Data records
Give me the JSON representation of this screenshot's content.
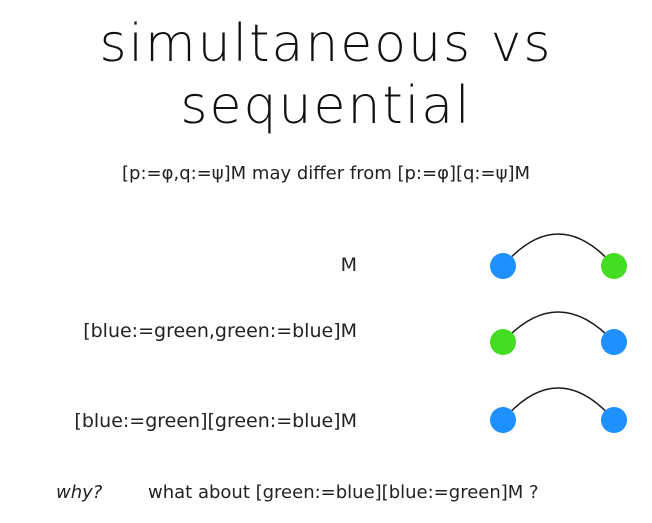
{
  "title_line1": "simultaneous vs",
  "title_line2": "sequential",
  "subtitle": "[p:=φ,q:=ψ]M  may differ from [p:=φ][q:=ψ]M",
  "rows": [
    {
      "label": "M",
      "left_color": "#1e90ff",
      "right_color": "#44dd22"
    },
    {
      "label": "[blue:=green,green:=blue]M",
      "left_color": "#44dd22",
      "right_color": "#1e90ff"
    },
    {
      "label": "[blue:=green][green:=blue]M",
      "left_color": "#1e90ff",
      "right_color": "#1e90ff"
    }
  ],
  "footer": {
    "why": "why?",
    "question": "what about [green:=blue][blue:=green]M ?"
  },
  "colors": {
    "blue": "#1e90ff",
    "green": "#44dd22",
    "edge": "#1a1a1a"
  }
}
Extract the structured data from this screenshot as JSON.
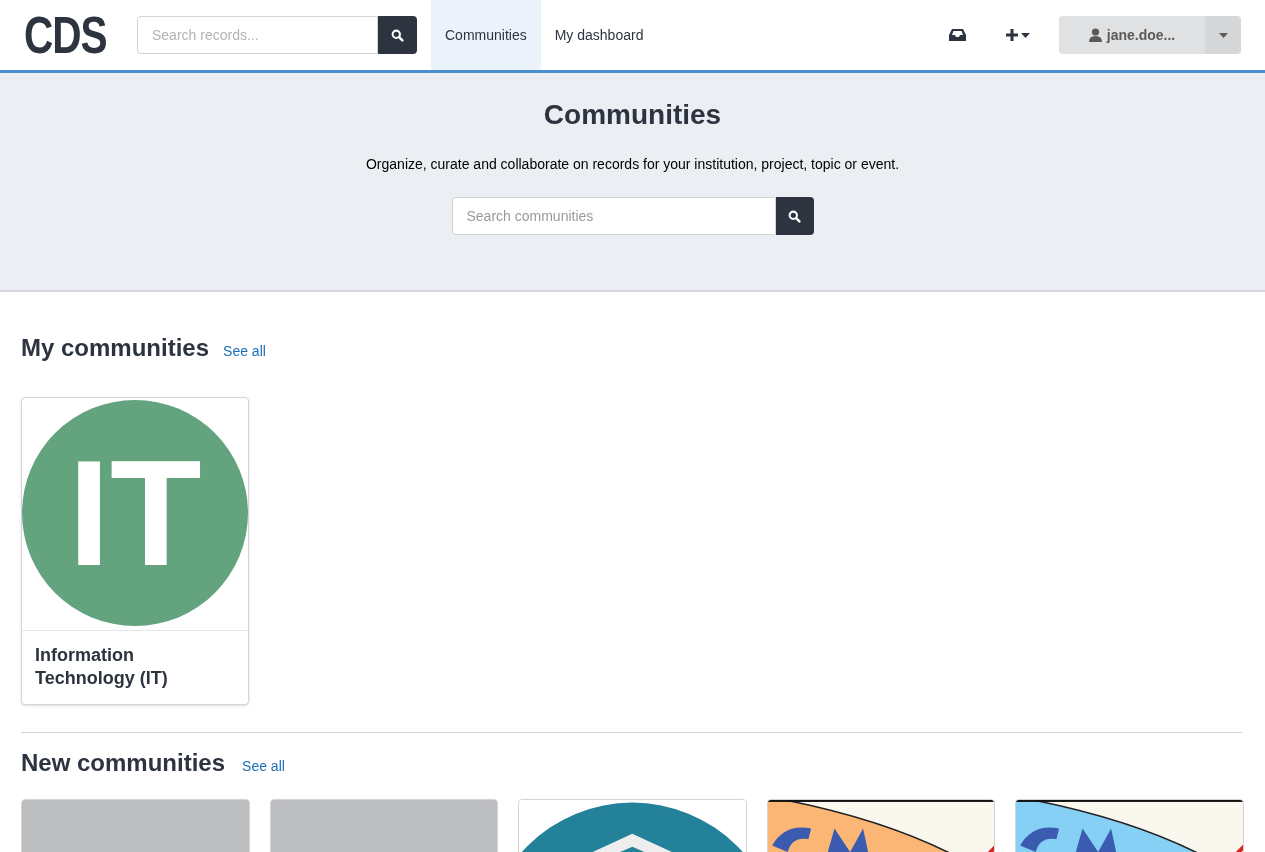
{
  "header": {
    "logo": "CDS",
    "search": {
      "placeholder": "Search records..."
    },
    "nav": [
      {
        "label": "Communities",
        "selected": true
      },
      {
        "label": "My dashboard",
        "selected": false
      }
    ],
    "user": {
      "name": "jane.doe..."
    }
  },
  "hero": {
    "title": "Communities",
    "subtitle": "Organize, curate and collaborate on records for your institution, project, topic or event.",
    "search": {
      "placeholder": "Search communities"
    }
  },
  "my_communities": {
    "title": "My communities",
    "link": "See all",
    "cards": [
      {
        "avatar": "IT",
        "color": "#63a47e",
        "name": "Information Technology (IT)"
      }
    ]
  },
  "new_communities": {
    "title": "New communities",
    "link": "See all",
    "cards": [
      {
        "kind": "placeholder"
      },
      {
        "kind": "placeholder"
      },
      {
        "kind": "teal-logo"
      },
      {
        "kind": "orange-logo"
      },
      {
        "kind": "blue-logo"
      }
    ]
  }
}
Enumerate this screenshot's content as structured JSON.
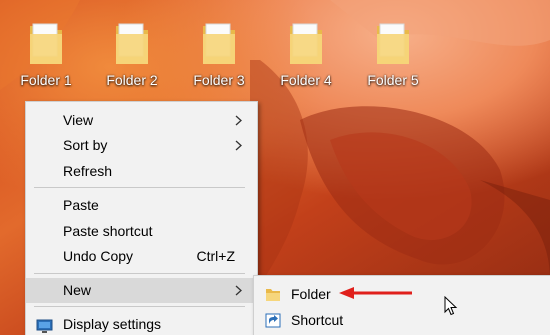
{
  "desktop": {
    "icons": [
      {
        "label": "Folder 1",
        "icon": "folder-icon"
      },
      {
        "label": "Folder 2",
        "icon": "folder-icon"
      },
      {
        "label": "Folder 3",
        "icon": "folder-icon"
      },
      {
        "label": "Folder 4",
        "icon": "folder-icon"
      },
      {
        "label": "Folder 5",
        "icon": "folder-icon"
      }
    ]
  },
  "context_menu": {
    "items": [
      {
        "label": "View",
        "has_submenu": true
      },
      {
        "label": "Sort by",
        "has_submenu": true
      },
      {
        "label": "Refresh",
        "has_submenu": false
      },
      {
        "label": "Paste",
        "has_submenu": false
      },
      {
        "label": "Paste shortcut",
        "has_submenu": false
      },
      {
        "label": "Undo Copy",
        "shortcut": "Ctrl+Z",
        "has_submenu": false
      },
      {
        "label": "New",
        "has_submenu": true,
        "highlighted": true
      },
      {
        "label": "Display settings",
        "icon": "display-icon",
        "has_submenu": false
      }
    ]
  },
  "new_submenu": {
    "items": [
      {
        "label": "Folder",
        "icon": "folder-icon"
      },
      {
        "label": "Shortcut",
        "icon": "shortcut-icon"
      }
    ]
  },
  "colors": {
    "menu_background": "#f2f2f2",
    "highlight": "#d9d9d9",
    "annotation_arrow": "#e0201c",
    "folder_yellow": "#f6d67c"
  }
}
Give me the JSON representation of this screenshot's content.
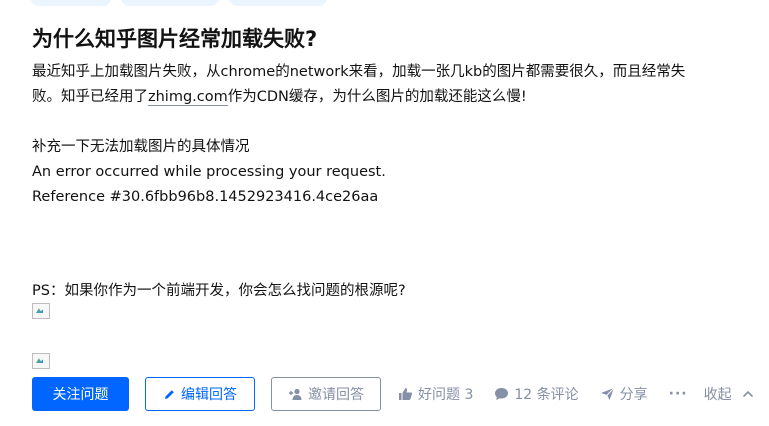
{
  "question": {
    "title": "为什么知乎图片经常加载失败?",
    "body": {
      "line1": "最近知乎上加载图片失败，从chrome的network来看，加载一张几kb的图片都需要很久，而且经常失",
      "line2_pre": "败。知乎已经用了",
      "line2_link": "zhimg.com",
      "line2_post": "作为CDN缓存，为什么图片的加载还能这么慢!",
      "supplement_heading": "补充一下无法加载图片的具体情况",
      "error_line": "An error occurred while processing your request.",
      "reference_line": "Reference #30.6fbb96b8.1452923416.4ce26aa"
    },
    "ps": "PS：如果你作为一个前端开发，你会怎么找问题的根源呢?"
  },
  "actions": {
    "follow_label": "关注问题",
    "edit_label": "编辑回答",
    "invite_label": "邀请回答",
    "helpful_label": "好问题 3",
    "comments_label": "12 条评论",
    "share_label": "分享",
    "more_label": "···",
    "collapse_label": "收起"
  },
  "colors": {
    "accent": "#0066ff",
    "muted": "#8590a6",
    "text": "#121212"
  },
  "icons": {
    "edit": "pencil-icon",
    "invite": "add-user-icon",
    "helpful": "thumbs-up-icon",
    "comments": "comment-bubble-icon",
    "share": "paper-plane-icon",
    "collapse": "chevron-up-icon",
    "image": "broken-image-icon"
  }
}
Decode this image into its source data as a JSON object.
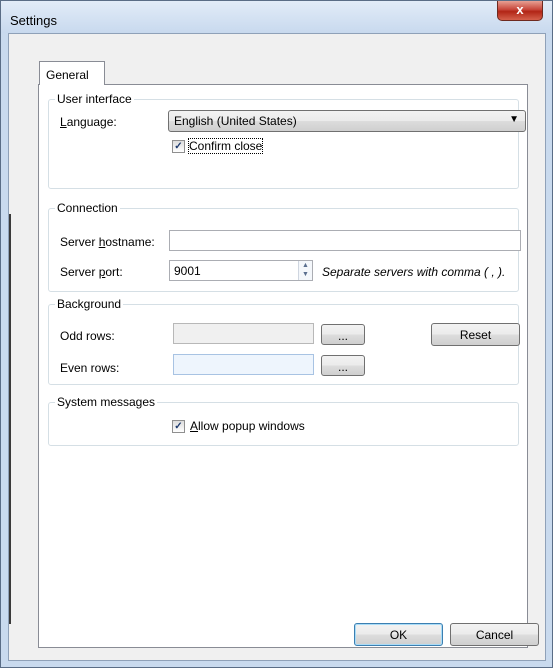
{
  "window": {
    "title": "Settings",
    "close_label": "x"
  },
  "tabs": [
    {
      "label": "General"
    }
  ],
  "user_interface": {
    "title": "User interface",
    "language_label": "Language:",
    "language_value": "English (United States)",
    "confirm_close_label": "Confirm close",
    "confirm_close_checked": true
  },
  "connection": {
    "title": "Connection",
    "hostname_label": "Server hostname:",
    "hostname_value": "",
    "port_label": "Server port:",
    "port_value": "9001",
    "hint": "Separate servers with comma ( , )."
  },
  "background": {
    "title": "Background",
    "odd_label": "Odd rows:",
    "even_label": "Even rows:",
    "browse_label": "...",
    "reset_label": "Reset"
  },
  "system_messages": {
    "title": "System messages",
    "popup_label": "Allow popup windows",
    "popup_checked": true
  },
  "footer": {
    "ok_label": "OK",
    "cancel_label": "Cancel"
  },
  "colors": {
    "title_bar": "#d3e2f3",
    "accent": "#3c7fb1",
    "close": "#c7463a"
  }
}
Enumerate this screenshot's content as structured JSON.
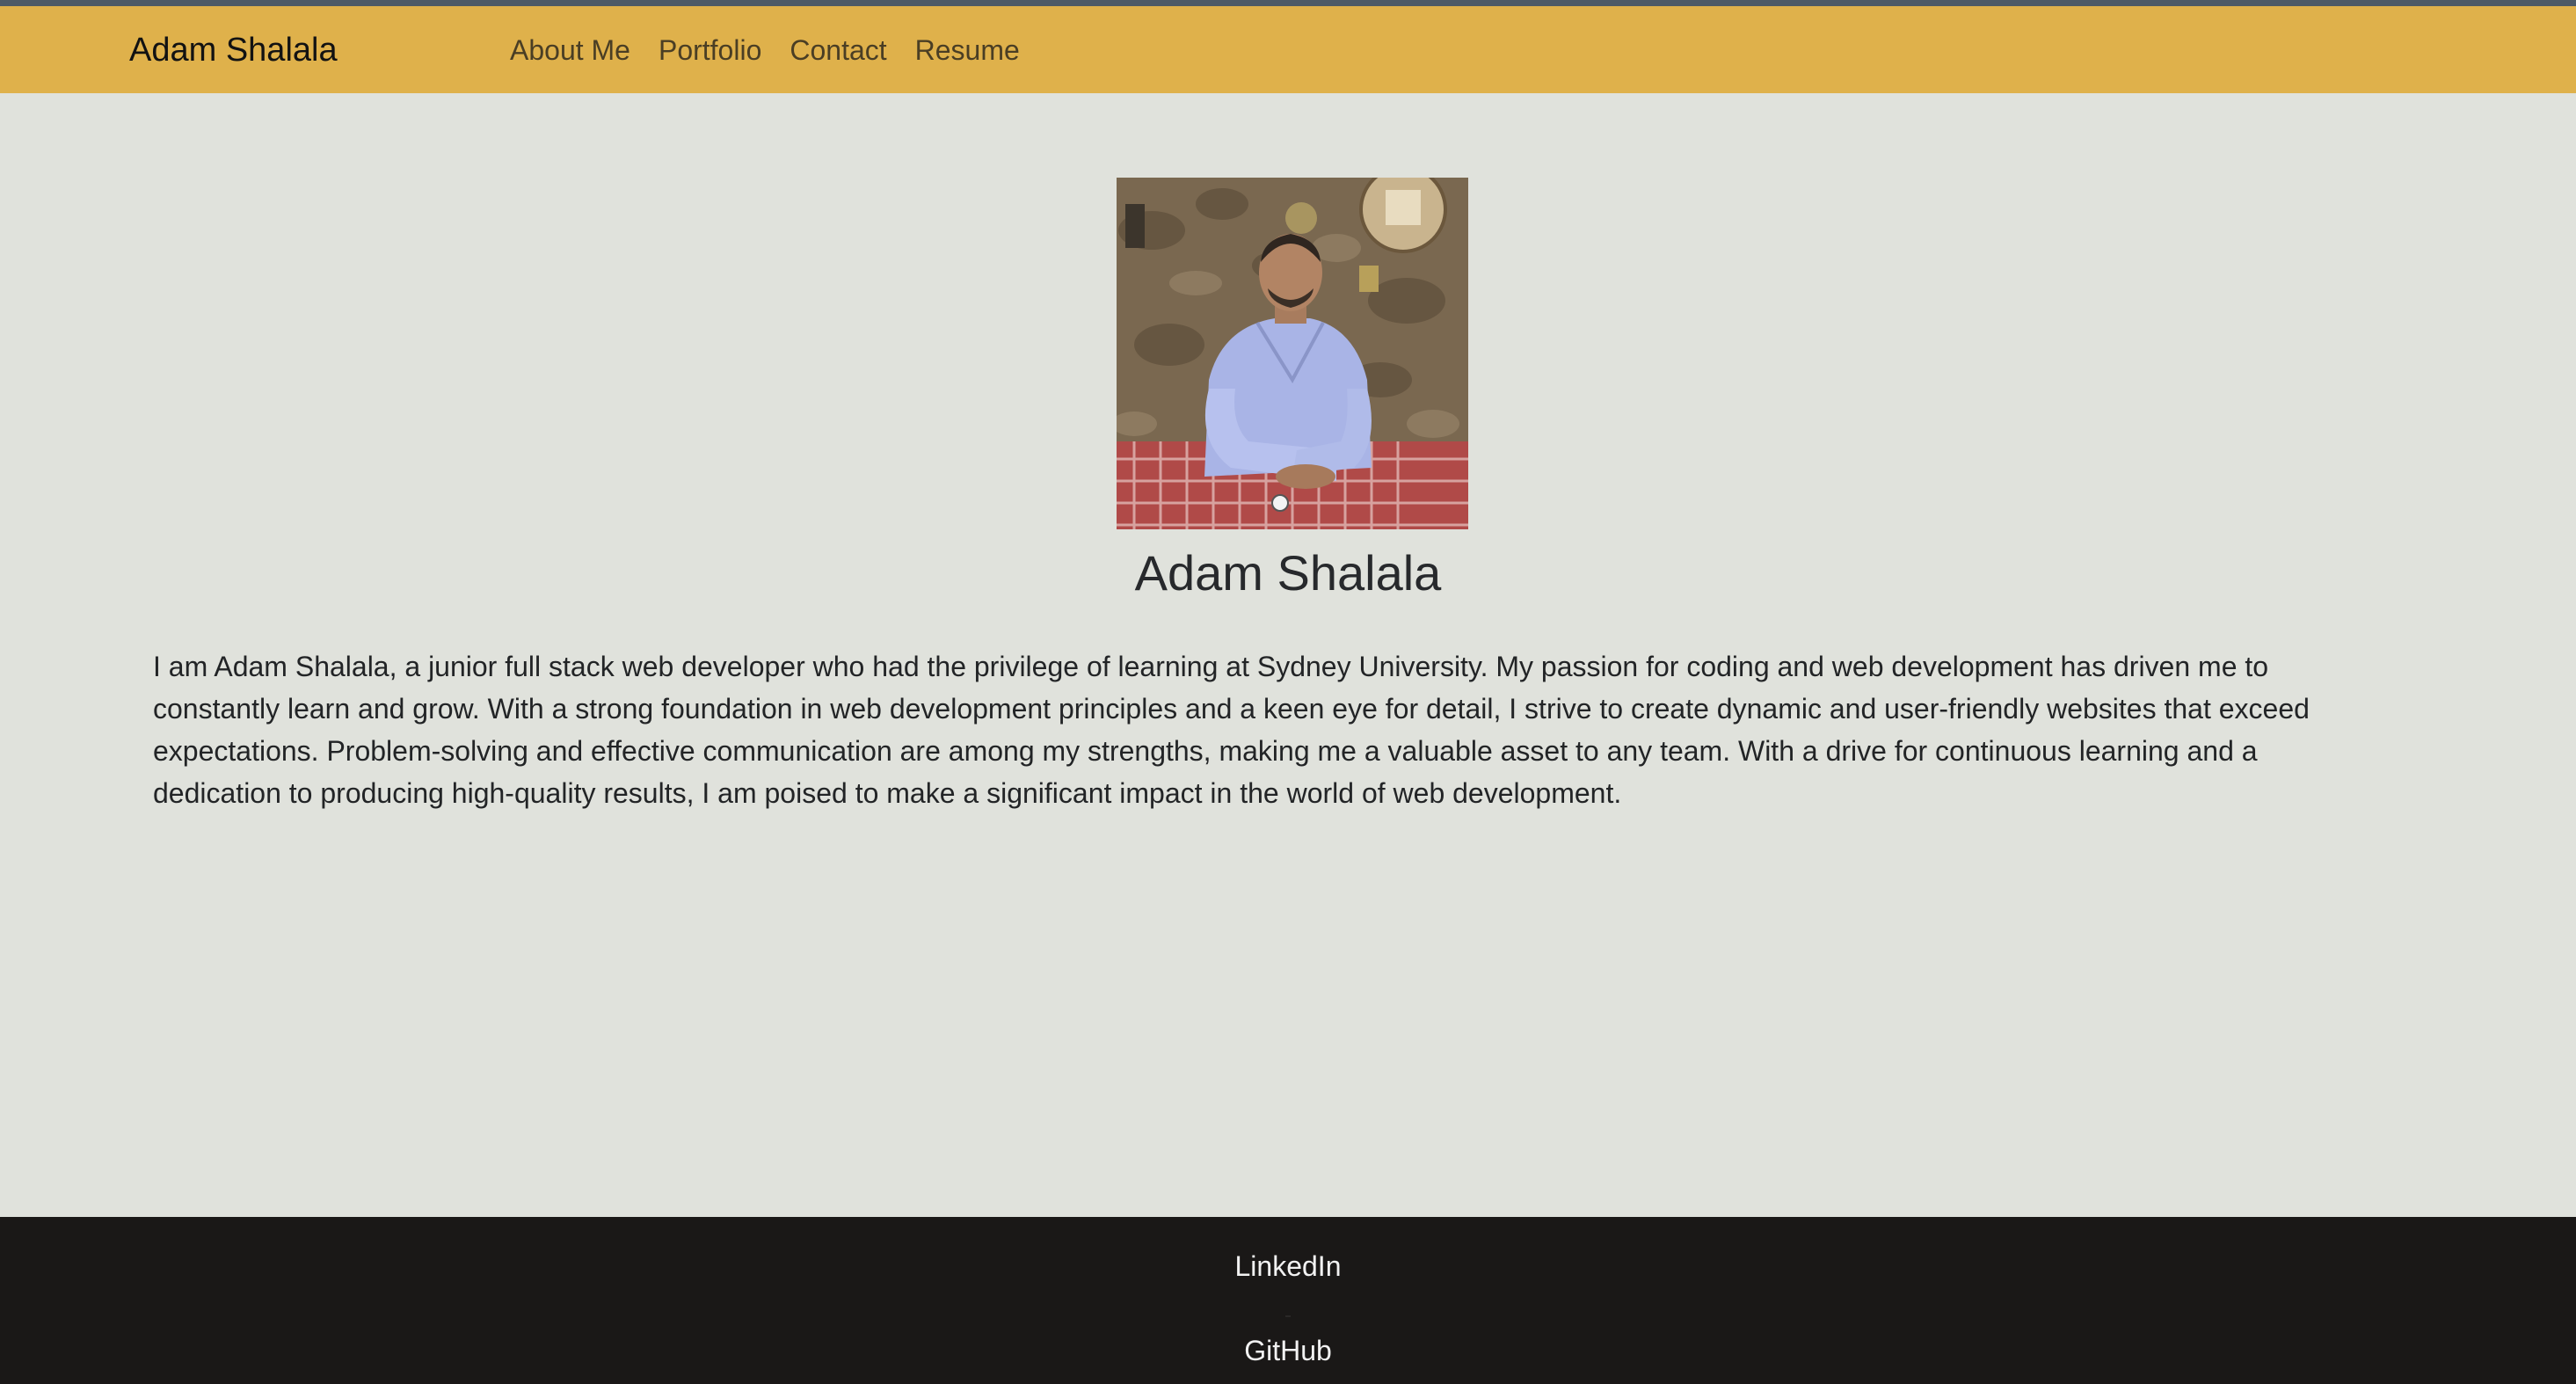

▸ DESCRIPTION OF THE TASK
Report only a number: how many lines in the material above contain the string "question".

▸ CORRECT ANSWER
2